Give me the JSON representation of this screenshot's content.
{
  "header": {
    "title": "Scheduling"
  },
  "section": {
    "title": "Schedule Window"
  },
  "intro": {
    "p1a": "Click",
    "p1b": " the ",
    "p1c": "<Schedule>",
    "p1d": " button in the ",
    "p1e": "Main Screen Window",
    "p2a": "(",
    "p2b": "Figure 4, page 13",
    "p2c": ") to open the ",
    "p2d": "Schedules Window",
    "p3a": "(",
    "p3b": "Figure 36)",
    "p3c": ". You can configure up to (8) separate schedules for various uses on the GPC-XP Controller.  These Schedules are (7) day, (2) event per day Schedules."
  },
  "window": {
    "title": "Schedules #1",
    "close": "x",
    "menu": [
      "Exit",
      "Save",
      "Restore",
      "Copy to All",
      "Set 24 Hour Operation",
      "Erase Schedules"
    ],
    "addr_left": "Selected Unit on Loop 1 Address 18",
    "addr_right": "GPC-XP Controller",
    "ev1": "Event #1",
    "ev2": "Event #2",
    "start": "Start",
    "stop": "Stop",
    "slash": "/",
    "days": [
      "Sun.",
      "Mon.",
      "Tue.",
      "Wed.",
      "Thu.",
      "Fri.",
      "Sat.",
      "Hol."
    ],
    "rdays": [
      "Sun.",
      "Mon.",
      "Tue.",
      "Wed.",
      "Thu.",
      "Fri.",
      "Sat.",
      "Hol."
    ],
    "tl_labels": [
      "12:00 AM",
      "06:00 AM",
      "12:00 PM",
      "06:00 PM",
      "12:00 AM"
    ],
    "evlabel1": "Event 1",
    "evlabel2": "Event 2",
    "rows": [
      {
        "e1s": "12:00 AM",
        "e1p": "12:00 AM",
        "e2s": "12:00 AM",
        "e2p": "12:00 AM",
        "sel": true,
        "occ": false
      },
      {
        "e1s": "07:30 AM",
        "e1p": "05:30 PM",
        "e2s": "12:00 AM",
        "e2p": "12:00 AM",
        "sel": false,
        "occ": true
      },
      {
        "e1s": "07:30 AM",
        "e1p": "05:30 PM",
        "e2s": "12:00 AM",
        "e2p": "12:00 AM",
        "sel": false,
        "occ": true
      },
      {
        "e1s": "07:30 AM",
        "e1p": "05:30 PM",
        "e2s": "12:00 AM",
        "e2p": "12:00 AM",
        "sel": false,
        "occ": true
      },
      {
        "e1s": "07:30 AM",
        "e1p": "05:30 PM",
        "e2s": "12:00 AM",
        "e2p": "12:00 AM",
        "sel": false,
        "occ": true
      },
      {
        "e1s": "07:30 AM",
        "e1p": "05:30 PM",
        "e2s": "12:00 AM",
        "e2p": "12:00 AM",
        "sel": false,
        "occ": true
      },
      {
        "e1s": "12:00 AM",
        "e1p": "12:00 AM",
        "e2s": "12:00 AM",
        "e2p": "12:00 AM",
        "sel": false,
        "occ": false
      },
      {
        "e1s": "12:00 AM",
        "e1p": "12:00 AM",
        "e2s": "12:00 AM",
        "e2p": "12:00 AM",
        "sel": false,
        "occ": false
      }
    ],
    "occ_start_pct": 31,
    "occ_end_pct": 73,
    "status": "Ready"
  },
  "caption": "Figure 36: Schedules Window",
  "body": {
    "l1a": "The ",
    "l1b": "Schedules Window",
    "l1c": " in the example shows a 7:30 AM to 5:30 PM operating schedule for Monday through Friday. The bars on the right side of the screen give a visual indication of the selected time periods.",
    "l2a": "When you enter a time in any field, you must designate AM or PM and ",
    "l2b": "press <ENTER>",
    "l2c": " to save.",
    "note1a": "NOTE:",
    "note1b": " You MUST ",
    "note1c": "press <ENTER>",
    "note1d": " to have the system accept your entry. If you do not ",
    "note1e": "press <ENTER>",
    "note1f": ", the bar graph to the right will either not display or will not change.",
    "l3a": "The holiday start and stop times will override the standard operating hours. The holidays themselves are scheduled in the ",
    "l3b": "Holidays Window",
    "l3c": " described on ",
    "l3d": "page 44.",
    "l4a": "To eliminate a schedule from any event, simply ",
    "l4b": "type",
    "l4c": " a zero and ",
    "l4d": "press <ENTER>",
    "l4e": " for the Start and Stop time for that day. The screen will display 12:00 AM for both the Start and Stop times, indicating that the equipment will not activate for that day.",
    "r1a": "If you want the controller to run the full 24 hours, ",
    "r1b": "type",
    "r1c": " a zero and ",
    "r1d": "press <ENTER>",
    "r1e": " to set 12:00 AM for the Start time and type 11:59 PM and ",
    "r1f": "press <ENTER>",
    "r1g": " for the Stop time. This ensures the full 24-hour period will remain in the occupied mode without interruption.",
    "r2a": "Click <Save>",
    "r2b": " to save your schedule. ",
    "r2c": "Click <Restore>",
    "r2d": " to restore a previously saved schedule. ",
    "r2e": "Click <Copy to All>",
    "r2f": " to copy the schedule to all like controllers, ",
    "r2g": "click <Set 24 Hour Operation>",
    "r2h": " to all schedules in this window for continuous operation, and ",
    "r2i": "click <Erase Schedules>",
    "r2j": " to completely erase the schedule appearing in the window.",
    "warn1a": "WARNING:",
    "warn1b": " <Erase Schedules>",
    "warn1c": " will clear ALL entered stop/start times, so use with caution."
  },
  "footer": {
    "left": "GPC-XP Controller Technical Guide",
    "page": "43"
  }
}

WRITTEN REQUEST.
Report all lines of the data above that include the string "press".

SOLUTION BELOW.
    "l2b": "press <ENTER>",
    "note1c": "press <ENTER>",
    "note1e": "press <ENTER>",
    "l4d": "press <ENTER>",
    "r1d": "press <ENTER>",
    "r1f": "press <ENTER>",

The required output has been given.